Records from a data source
** Begin **

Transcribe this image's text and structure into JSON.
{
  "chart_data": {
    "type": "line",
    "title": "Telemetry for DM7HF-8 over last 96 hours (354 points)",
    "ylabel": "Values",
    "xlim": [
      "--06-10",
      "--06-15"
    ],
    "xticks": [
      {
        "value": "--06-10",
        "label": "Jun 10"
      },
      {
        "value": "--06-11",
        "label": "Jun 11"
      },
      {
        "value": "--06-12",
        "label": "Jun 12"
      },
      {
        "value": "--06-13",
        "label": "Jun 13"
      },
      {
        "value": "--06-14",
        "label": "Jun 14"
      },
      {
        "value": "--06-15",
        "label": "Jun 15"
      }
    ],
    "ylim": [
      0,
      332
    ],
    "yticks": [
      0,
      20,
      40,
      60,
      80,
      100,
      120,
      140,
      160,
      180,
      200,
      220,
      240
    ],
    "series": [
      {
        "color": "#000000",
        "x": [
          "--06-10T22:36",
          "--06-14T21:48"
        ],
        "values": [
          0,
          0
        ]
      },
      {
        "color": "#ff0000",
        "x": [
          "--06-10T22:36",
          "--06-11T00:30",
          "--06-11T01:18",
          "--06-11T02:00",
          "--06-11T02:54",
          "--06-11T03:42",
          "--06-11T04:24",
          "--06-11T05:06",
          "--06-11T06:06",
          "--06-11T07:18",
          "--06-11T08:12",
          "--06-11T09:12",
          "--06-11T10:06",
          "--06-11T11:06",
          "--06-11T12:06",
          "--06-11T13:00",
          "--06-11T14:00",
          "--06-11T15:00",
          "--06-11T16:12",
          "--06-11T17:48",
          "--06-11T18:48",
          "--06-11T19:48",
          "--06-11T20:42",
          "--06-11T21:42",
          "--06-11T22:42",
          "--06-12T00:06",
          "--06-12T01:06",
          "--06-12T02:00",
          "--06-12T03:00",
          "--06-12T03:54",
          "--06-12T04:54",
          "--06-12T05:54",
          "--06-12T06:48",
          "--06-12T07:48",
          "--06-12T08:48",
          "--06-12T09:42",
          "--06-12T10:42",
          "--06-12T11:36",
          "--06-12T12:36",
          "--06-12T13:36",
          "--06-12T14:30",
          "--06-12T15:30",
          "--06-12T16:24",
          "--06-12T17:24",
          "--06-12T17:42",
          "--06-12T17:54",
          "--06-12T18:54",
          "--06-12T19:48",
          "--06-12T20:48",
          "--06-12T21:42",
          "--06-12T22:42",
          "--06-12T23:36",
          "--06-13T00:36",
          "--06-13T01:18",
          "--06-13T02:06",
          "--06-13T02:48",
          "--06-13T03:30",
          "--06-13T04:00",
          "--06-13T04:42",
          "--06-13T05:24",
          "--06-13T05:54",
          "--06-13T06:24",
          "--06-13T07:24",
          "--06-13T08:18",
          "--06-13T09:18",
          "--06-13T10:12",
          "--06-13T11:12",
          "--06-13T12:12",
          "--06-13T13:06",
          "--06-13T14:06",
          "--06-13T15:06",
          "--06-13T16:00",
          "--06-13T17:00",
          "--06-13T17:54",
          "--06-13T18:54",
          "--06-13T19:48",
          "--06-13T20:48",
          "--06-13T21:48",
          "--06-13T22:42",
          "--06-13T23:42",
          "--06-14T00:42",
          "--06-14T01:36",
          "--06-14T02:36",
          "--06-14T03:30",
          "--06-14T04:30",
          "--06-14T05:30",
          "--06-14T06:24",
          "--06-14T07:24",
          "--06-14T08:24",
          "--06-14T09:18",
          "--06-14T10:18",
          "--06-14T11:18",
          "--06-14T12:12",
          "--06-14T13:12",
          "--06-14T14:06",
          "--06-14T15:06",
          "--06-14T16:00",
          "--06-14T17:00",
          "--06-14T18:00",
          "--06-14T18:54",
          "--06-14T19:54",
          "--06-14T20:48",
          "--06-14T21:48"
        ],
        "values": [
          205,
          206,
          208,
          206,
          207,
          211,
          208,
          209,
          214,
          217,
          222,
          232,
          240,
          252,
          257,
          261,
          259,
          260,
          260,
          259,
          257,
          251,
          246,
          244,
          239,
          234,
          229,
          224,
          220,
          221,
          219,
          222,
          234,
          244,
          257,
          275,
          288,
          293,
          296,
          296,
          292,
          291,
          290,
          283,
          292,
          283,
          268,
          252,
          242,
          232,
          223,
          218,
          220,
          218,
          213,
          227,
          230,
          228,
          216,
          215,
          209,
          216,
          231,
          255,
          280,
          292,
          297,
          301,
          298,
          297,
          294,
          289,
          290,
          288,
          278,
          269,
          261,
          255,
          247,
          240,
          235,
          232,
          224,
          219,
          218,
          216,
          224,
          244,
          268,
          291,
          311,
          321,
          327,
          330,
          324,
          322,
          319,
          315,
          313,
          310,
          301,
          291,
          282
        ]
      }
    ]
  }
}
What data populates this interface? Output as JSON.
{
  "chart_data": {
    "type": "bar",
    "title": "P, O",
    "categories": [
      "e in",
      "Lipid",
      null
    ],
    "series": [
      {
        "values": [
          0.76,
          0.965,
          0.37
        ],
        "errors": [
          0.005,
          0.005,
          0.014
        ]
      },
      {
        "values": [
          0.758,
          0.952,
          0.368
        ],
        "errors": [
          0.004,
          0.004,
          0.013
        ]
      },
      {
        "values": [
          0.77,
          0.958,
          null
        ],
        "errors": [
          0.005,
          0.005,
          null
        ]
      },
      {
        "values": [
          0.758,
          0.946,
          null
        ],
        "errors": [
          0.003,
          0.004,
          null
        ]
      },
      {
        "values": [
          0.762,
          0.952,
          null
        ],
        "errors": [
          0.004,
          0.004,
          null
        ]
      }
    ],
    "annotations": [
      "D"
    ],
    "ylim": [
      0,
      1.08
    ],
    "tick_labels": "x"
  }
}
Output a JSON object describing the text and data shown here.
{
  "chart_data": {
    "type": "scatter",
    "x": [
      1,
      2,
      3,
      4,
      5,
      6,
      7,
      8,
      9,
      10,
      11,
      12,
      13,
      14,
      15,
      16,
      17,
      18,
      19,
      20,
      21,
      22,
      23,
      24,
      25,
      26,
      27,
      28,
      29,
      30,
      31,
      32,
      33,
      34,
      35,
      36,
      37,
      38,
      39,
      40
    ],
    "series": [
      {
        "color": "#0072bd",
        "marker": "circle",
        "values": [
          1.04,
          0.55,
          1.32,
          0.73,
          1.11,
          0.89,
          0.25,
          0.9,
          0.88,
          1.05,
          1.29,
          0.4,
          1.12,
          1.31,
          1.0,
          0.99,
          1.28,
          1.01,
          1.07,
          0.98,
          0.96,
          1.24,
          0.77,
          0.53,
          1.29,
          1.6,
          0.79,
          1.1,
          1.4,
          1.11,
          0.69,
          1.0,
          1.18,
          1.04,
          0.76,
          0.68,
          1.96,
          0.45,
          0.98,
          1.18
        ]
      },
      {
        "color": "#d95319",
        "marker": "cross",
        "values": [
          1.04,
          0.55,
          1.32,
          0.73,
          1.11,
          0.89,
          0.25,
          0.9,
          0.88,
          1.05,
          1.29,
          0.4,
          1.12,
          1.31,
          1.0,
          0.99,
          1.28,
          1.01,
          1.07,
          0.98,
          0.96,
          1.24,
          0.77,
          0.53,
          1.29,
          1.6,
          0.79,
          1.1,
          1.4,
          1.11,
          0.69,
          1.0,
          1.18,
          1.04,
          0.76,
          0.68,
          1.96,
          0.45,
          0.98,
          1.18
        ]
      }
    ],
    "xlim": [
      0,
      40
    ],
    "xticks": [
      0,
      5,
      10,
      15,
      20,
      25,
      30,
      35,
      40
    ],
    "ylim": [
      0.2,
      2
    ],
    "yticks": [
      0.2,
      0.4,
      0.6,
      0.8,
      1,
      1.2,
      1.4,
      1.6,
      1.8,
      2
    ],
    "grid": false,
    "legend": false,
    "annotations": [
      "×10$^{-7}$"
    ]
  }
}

** End **

=== Task details ===
Which lines include the word "this"? Copy every one of them.

=== Task output ===
Transcribe this image's text and structure into JSON.
What data populates this interface? Output as JSON.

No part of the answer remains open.